:: AIM ::
Reproduce the records below in full and without edits, omitting images.

Extracts from a graphics dataset:
* * *
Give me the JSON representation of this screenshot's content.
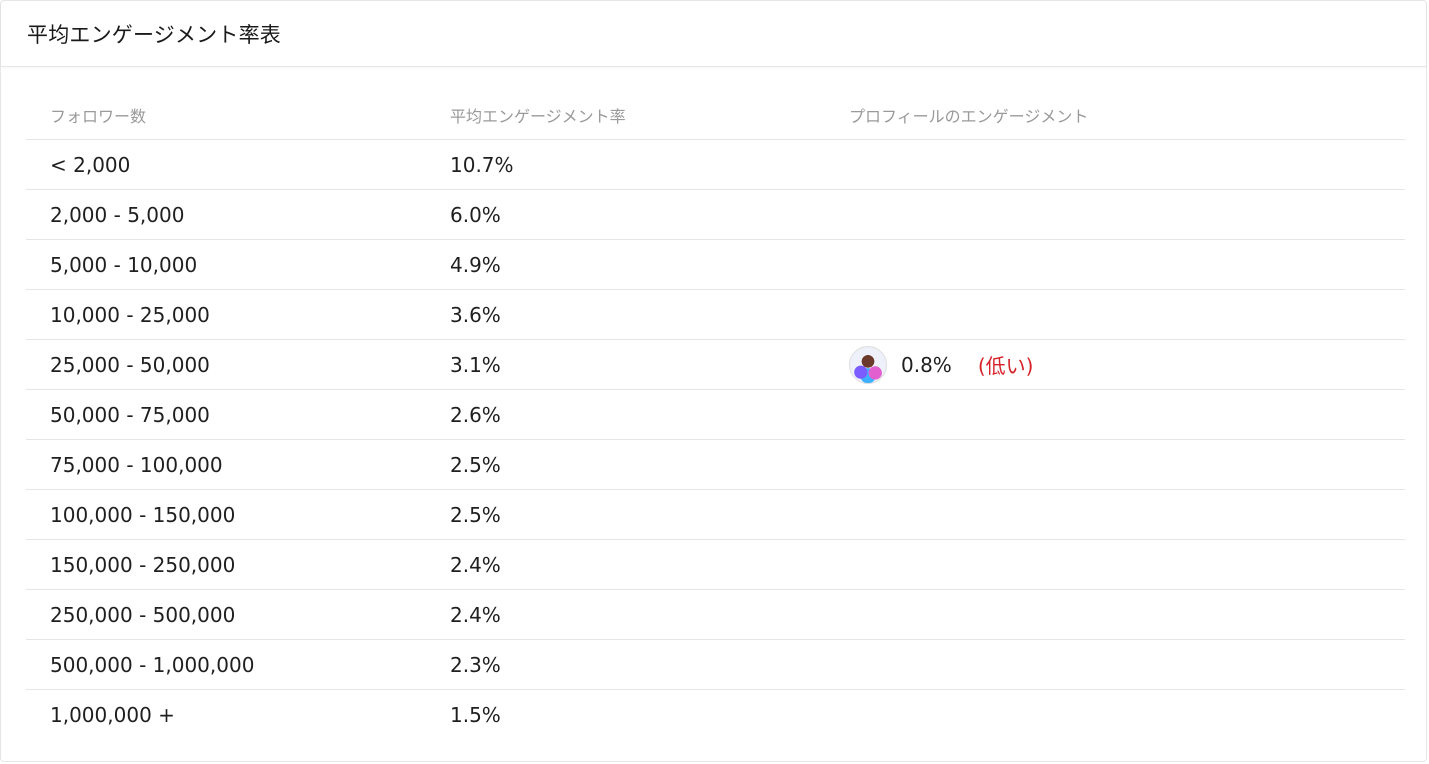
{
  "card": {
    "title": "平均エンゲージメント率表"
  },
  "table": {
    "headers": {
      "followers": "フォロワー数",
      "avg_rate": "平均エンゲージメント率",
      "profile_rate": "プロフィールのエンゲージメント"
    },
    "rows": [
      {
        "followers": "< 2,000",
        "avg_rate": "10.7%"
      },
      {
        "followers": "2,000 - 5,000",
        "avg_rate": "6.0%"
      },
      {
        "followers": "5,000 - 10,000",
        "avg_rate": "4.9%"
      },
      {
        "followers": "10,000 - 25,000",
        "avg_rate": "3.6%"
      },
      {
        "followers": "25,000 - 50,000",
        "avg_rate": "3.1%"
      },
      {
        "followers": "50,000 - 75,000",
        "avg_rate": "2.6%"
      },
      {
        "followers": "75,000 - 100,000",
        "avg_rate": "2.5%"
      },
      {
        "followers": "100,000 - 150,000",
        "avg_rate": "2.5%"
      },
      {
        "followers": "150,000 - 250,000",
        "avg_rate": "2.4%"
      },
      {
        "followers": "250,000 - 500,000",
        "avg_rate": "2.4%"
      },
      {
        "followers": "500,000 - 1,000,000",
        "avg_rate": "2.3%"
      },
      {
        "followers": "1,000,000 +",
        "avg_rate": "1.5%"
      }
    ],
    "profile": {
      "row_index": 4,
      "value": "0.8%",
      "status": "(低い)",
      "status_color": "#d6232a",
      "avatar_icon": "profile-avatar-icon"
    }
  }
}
* * *
:: EXPECTED OUTPUT ::
Give me the JSON representation of this screenshot's content.
{
  "card": {
    "title": "平均エンゲージメント率表"
  },
  "table": {
    "headers": {
      "followers": "フォロワー数",
      "avg_rate": "平均エンゲージメント率",
      "profile_rate": "プロフィールのエンゲージメント"
    },
    "rows": [
      {
        "followers": "< 2,000",
        "avg_rate": "10.7%"
      },
      {
        "followers": "2,000 - 5,000",
        "avg_rate": "6.0%"
      },
      {
        "followers": "5,000 - 10,000",
        "avg_rate": "4.9%"
      },
      {
        "followers": "10,000 - 25,000",
        "avg_rate": "3.6%"
      },
      {
        "followers": "25,000 - 50,000",
        "avg_rate": "3.1%"
      },
      {
        "followers": "50,000 - 75,000",
        "avg_rate": "2.6%"
      },
      {
        "followers": "75,000 - 100,000",
        "avg_rate": "2.5%"
      },
      {
        "followers": "100,000 - 150,000",
        "avg_rate": "2.5%"
      },
      {
        "followers": "150,000 - 250,000",
        "avg_rate": "2.4%"
      },
      {
        "followers": "250,000 - 500,000",
        "avg_rate": "2.4%"
      },
      {
        "followers": "500,000 - 1,000,000",
        "avg_rate": "2.3%"
      },
      {
        "followers": "1,000,000 +",
        "avg_rate": "1.5%"
      }
    ],
    "profile": {
      "row_index": 4,
      "value": "0.8%",
      "status": "(低い)",
      "status_color": "#d6232a",
      "avatar_icon": "profile-avatar-icon"
    }
  }
}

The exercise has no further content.